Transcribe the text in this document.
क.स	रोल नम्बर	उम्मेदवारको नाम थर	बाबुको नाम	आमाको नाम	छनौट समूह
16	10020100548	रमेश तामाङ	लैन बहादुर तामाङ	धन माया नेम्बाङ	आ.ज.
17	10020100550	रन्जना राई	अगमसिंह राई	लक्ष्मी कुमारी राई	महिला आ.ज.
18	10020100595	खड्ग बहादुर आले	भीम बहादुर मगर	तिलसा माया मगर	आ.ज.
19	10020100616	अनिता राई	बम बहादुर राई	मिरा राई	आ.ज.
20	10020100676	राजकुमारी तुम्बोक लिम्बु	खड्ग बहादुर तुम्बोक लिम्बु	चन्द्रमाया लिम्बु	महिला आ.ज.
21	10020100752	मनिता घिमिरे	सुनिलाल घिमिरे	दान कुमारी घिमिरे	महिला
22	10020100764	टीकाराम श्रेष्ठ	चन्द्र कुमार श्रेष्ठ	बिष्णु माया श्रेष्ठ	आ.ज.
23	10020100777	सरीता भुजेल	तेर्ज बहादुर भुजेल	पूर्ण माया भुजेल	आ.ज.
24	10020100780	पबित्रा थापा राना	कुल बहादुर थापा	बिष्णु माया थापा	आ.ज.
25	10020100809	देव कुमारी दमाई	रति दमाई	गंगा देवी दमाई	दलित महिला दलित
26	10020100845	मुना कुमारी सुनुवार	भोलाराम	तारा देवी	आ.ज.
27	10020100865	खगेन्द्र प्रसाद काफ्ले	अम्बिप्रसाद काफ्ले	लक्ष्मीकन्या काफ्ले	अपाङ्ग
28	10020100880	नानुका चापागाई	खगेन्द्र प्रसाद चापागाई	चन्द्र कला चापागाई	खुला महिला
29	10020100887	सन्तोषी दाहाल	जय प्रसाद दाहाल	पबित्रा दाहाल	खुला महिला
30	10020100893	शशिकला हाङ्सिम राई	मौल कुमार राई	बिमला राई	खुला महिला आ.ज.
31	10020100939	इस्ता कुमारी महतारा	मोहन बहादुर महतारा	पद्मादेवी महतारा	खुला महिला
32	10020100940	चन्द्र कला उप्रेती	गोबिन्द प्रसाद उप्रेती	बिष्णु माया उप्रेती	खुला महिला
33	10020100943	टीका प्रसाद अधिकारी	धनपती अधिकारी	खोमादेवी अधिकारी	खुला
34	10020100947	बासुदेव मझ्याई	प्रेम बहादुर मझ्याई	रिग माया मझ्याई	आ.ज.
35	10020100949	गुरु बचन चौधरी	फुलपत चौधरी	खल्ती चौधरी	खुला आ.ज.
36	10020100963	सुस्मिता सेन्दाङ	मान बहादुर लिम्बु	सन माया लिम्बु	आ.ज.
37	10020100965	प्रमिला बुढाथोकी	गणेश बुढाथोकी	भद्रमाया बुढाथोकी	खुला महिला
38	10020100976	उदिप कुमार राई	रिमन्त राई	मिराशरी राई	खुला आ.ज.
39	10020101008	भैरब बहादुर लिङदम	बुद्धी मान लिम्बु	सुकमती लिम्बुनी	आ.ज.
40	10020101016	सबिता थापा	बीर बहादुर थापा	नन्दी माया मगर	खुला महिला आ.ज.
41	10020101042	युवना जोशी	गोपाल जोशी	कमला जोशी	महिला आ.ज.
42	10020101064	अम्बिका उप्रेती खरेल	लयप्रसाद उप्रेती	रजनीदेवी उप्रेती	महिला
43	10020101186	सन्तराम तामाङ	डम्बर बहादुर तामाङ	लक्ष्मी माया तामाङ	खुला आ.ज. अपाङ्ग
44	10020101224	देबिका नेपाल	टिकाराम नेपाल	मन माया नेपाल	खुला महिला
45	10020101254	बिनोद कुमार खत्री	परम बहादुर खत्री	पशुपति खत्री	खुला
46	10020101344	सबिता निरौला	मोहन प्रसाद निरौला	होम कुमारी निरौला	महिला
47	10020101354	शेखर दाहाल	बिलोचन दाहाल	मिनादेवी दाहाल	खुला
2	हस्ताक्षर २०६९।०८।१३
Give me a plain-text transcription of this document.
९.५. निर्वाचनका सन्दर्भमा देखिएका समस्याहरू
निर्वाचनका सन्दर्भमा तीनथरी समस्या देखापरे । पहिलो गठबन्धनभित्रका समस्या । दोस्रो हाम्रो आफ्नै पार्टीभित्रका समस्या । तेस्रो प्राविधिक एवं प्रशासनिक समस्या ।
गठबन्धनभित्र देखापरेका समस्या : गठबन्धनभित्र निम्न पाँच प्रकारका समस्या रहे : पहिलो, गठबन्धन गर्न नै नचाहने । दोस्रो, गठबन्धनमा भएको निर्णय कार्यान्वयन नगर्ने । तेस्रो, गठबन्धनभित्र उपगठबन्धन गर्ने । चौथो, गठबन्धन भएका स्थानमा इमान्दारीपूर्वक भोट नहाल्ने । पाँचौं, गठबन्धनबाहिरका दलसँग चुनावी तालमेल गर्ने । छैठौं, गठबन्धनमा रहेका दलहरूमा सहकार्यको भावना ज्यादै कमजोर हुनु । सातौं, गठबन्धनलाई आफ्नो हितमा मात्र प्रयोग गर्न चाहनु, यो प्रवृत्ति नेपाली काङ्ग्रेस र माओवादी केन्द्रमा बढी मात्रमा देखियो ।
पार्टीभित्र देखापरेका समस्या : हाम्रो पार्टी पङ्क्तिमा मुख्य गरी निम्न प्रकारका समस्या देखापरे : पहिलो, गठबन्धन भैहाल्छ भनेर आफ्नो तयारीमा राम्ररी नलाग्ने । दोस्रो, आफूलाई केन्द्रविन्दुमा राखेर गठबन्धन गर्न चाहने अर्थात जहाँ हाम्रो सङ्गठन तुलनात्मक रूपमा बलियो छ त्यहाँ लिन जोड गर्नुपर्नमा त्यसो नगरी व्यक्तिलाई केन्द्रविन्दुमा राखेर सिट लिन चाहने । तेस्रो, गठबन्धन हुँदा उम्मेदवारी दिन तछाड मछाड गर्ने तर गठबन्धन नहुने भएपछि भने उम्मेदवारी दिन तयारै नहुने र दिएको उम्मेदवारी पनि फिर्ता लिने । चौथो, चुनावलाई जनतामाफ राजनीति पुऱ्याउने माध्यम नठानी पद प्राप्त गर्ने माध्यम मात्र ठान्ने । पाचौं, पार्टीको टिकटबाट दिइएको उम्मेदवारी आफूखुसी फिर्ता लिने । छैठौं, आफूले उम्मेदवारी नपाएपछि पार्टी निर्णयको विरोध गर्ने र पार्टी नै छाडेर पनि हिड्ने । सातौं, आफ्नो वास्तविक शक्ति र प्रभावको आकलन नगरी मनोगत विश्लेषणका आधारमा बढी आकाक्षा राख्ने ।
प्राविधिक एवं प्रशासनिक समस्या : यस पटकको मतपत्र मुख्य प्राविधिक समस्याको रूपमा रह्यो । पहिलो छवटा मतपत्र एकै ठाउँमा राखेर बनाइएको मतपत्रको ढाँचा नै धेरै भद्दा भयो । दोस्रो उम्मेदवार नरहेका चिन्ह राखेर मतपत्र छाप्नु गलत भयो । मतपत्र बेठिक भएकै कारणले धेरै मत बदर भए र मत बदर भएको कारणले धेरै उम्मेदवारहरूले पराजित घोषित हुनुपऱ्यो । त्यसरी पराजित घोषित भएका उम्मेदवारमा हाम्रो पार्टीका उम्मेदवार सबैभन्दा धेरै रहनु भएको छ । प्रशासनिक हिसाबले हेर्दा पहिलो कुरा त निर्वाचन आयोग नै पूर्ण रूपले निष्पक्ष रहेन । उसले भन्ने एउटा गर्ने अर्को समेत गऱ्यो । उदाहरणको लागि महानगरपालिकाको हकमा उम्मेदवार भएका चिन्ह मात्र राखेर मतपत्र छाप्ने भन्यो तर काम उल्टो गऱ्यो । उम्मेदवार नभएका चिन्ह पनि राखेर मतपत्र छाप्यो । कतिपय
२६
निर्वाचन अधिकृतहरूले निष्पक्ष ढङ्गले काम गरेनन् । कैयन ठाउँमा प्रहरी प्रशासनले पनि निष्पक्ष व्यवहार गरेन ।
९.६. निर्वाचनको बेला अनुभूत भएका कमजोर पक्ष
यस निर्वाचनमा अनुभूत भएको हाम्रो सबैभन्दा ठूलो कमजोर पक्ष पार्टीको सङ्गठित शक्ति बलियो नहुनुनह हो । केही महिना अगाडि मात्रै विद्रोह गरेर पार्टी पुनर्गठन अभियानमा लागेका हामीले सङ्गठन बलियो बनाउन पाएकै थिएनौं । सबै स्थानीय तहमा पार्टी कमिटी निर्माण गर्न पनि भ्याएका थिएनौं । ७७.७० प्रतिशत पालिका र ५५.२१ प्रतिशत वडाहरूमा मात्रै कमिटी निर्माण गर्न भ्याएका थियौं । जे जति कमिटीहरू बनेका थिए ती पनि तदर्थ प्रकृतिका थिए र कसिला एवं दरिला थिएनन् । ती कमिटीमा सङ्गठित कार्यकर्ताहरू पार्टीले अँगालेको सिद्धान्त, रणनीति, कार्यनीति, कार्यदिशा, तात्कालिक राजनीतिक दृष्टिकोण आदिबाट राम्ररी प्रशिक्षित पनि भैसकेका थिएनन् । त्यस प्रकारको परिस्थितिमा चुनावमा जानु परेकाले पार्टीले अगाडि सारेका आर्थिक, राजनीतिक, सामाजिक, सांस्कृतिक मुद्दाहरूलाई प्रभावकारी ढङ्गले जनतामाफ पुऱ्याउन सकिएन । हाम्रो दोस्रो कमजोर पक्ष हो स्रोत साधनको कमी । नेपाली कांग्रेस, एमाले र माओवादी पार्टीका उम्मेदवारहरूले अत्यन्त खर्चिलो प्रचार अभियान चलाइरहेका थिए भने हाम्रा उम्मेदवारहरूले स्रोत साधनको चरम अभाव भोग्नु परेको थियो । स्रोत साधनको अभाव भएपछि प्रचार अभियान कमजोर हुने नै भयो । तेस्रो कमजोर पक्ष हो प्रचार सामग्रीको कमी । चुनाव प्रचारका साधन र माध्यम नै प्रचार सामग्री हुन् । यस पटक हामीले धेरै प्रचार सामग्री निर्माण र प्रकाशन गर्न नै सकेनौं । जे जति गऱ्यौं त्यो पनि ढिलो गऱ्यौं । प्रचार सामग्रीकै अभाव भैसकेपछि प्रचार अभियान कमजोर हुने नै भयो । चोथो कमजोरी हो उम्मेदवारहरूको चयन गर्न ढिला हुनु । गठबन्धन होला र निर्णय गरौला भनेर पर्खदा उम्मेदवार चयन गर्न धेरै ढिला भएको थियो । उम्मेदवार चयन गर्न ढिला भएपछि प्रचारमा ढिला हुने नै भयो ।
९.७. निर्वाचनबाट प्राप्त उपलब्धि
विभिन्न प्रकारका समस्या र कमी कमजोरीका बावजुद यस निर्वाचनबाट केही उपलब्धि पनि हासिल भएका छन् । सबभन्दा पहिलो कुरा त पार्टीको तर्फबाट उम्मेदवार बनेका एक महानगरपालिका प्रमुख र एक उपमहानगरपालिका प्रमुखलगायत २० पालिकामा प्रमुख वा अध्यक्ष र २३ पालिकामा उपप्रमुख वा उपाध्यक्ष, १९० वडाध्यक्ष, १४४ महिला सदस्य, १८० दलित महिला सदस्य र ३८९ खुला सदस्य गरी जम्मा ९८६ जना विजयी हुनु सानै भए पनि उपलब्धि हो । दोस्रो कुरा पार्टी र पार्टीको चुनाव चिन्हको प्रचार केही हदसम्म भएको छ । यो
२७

▸ PROBLEM DESCRIPTION
Search the lines for the string "document" and copy every line that has it.

▸ COMPLETED EXERCISE
Transcribe the text in this document.
Give me a plain-text transcription of this document.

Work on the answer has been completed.